Requirement:
Set down the whole listing verbatim.

··· Records for the exercise

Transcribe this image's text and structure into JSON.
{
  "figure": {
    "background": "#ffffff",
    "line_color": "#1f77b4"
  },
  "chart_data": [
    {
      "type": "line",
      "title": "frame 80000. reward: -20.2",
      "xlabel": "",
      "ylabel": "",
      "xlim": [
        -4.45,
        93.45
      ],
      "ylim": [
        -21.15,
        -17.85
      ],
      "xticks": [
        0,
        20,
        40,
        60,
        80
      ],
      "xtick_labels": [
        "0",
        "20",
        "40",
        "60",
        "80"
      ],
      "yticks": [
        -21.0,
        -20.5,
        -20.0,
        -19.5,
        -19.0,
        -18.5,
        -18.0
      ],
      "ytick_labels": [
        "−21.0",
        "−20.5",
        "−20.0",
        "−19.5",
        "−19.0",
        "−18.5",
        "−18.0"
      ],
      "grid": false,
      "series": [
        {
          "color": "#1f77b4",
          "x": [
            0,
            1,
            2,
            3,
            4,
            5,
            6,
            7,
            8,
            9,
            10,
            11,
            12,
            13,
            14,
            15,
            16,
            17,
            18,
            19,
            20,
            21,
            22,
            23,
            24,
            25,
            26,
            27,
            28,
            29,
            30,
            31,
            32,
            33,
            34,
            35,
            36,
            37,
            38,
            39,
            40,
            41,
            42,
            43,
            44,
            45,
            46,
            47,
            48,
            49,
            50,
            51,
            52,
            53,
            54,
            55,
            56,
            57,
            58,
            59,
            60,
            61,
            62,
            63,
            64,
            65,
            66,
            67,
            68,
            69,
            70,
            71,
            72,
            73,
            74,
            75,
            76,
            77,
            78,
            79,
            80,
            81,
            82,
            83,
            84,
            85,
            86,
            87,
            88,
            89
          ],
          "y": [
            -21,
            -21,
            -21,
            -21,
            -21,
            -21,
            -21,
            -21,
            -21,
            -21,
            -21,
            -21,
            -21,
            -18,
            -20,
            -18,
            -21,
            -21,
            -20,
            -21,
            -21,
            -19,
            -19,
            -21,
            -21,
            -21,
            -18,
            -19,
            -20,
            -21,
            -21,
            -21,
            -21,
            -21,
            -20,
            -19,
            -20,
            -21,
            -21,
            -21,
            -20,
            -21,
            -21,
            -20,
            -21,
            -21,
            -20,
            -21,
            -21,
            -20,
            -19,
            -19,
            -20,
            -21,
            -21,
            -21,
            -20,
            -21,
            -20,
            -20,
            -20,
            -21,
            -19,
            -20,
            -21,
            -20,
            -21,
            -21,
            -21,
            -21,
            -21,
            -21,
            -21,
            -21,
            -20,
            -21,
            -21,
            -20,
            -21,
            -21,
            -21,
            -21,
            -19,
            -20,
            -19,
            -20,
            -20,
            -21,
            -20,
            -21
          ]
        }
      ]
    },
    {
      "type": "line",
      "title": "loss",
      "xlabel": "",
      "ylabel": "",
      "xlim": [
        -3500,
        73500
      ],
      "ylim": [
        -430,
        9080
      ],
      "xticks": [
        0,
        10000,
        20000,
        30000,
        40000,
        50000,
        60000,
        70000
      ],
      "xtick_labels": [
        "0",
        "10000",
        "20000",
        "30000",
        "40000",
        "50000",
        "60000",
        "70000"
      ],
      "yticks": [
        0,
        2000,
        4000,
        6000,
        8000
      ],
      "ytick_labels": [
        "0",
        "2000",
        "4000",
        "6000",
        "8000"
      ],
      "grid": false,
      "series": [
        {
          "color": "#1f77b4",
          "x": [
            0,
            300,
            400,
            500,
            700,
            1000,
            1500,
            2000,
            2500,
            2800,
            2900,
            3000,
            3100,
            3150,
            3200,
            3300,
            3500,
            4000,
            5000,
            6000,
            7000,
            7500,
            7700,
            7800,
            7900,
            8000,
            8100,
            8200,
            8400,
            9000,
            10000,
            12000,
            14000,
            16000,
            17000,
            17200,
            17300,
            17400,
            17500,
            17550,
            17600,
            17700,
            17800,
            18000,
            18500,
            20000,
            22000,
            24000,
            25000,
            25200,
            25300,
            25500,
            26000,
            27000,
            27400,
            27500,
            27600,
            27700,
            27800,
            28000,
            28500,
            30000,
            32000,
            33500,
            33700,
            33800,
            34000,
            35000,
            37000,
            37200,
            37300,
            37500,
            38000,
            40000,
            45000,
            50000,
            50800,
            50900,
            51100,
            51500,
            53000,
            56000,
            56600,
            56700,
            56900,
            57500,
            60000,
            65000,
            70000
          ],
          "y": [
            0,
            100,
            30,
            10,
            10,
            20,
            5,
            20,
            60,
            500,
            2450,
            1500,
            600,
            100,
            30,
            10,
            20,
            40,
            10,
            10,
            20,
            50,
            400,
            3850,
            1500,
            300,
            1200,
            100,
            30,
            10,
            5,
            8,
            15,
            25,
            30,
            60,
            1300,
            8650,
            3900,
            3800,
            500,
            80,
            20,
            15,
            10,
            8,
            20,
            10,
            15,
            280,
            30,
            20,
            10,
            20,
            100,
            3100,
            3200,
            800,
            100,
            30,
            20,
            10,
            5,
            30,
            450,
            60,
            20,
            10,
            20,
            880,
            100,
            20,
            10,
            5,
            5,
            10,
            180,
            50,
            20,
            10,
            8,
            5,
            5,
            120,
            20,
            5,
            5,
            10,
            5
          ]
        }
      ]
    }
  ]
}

······

The completed task:
Transcribe this image's text and structure into JSON.
{
  "figure": {
    "background": "#ffffff",
    "line_color": "#1f77b4"
  },
  "chart_data": [
    {
      "type": "line",
      "title": "frame 80000. reward: -20.2",
      "xlabel": "",
      "ylabel": "",
      "xlim": [
        -4.45,
        93.45
      ],
      "ylim": [
        -21.15,
        -17.85
      ],
      "xticks": [
        0,
        20,
        40,
        60,
        80
      ],
      "xtick_labels": [
        "0",
        "20",
        "40",
        "60",
        "80"
      ],
      "yticks": [
        -21.0,
        -20.5,
        -20.0,
        -19.5,
        -19.0,
        -18.5,
        -18.0
      ],
      "ytick_labels": [
        "−21.0",
        "−20.5",
        "−20.0",
        "−19.5",
        "−19.0",
        "−18.5",
        "−18.0"
      ],
      "grid": false,
      "series": [
        {
          "color": "#1f77b4",
          "x": [
            0,
            1,
            2,
            3,
            4,
            5,
            6,
            7,
            8,
            9,
            10,
            11,
            12,
            13,
            14,
            15,
            16,
            17,
            18,
            19,
            20,
            21,
            22,
            23,
            24,
            25,
            26,
            27,
            28,
            29,
            30,
            31,
            32,
            33,
            34,
            35,
            36,
            37,
            38,
            39,
            40,
            41,
            42,
            43,
            44,
            45,
            46,
            47,
            48,
            49,
            50,
            51,
            52,
            53,
            54,
            55,
            56,
            57,
            58,
            59,
            60,
            61,
            62,
            63,
            64,
            65,
            66,
            67,
            68,
            69,
            70,
            71,
            72,
            73,
            74,
            75,
            76,
            77,
            78,
            79,
            80,
            81,
            82,
            83,
            84,
            85,
            86,
            87,
            88,
            89
          ],
          "y": [
            -21,
            -21,
            -21,
            -21,
            -21,
            -21,
            -21,
            -21,
            -21,
            -21,
            -21,
            -21,
            -21,
            -18,
            -20,
            -18,
            -21,
            -21,
            -20,
            -21,
            -21,
            -19,
            -19,
            -21,
            -21,
            -21,
            -18,
            -19,
            -20,
            -21,
            -21,
            -21,
            -21,
            -21,
            -20,
            -19,
            -20,
            -21,
            -21,
            -21,
            -20,
            -21,
            -21,
            -20,
            -21,
            -21,
            -20,
            -21,
            -21,
            -20,
            -19,
            -19,
            -20,
            -21,
            -21,
            -21,
            -20,
            -21,
            -20,
            -20,
            -20,
            -21,
            -19,
            -20,
            -21,
            -20,
            -21,
            -21,
            -21,
            -21,
            -21,
            -21,
            -21,
            -21,
            -20,
            -21,
            -21,
            -20,
            -21,
            -21,
            -21,
            -21,
            -19,
            -20,
            -19,
            -20,
            -20,
            -21,
            -20,
            -21
          ]
        }
      ]
    },
    {
      "type": "line",
      "title": "loss",
      "xlabel": "",
      "ylabel": "",
      "xlim": [
        -3500,
        73500
      ],
      "ylim": [
        -430,
        9080
      ],
      "xticks": [
        0,
        10000,
        20000,
        30000,
        40000,
        50000,
        60000,
        70000
      ],
      "xtick_labels": [
        "0",
        "10000",
        "20000",
        "30000",
        "40000",
        "50000",
        "60000",
        "70000"
      ],
      "yticks": [
        0,
        2000,
        4000,
        6000,
        8000
      ],
      "ytick_labels": [
        "0",
        "2000",
        "4000",
        "6000",
        "8000"
      ],
      "grid": false,
      "series": [
        {
          "color": "#1f77b4",
          "x": [
            0,
            300,
            400,
            500,
            700,
            1000,
            1500,
            2000,
            2500,
            2800,
            2900,
            3000,
            3100,
            3150,
            3200,
            3300,
            3500,
            4000,
            5000,
            6000,
            7000,
            7500,
            7700,
            7800,
            7900,
            8000,
            8100,
            8200,
            8400,
            9000,
            10000,
            12000,
            14000,
            16000,
            17000,
            17200,
            17300,
            17400,
            17500,
            17550,
            17600,
            17700,
            17800,
            18000,
            18500,
            20000,
            22000,
            24000,
            25000,
            25200,
            25300,
            25500,
            26000,
            27000,
            27400,
            27500,
            27600,
            27700,
            27800,
            28000,
            28500,
            30000,
            32000,
            33500,
            33700,
            33800,
            34000,
            35000,
            37000,
            37200,
            37300,
            37500,
            38000,
            40000,
            45000,
            50000,
            50800,
            50900,
            51100,
            51500,
            53000,
            56000,
            56600,
            56700,
            56900,
            57500,
            60000,
            65000,
            70000
          ],
          "y": [
            0,
            100,
            30,
            10,
            10,
            20,
            5,
            20,
            60,
            500,
            2450,
            1500,
            600,
            100,
            30,
            10,
            20,
            40,
            10,
            10,
            20,
            50,
            400,
            3850,
            1500,
            300,
            1200,
            100,
            30,
            10,
            5,
            8,
            15,
            25,
            30,
            60,
            1300,
            8650,
            3900,
            3800,
            500,
            80,
            20,
            15,
            10,
            8,
            20,
            10,
            15,
            280,
            30,
            20,
            10,
            20,
            100,
            3100,
            3200,
            800,
            100,
            30,
            20,
            10,
            5,
            30,
            450,
            60,
            20,
            10,
            20,
            880,
            100,
            20,
            10,
            5,
            5,
            10,
            180,
            50,
            20,
            10,
            8,
            5,
            5,
            120,
            20,
            5,
            5,
            10,
            5
          ]
        }
      ]
    }
  ]
}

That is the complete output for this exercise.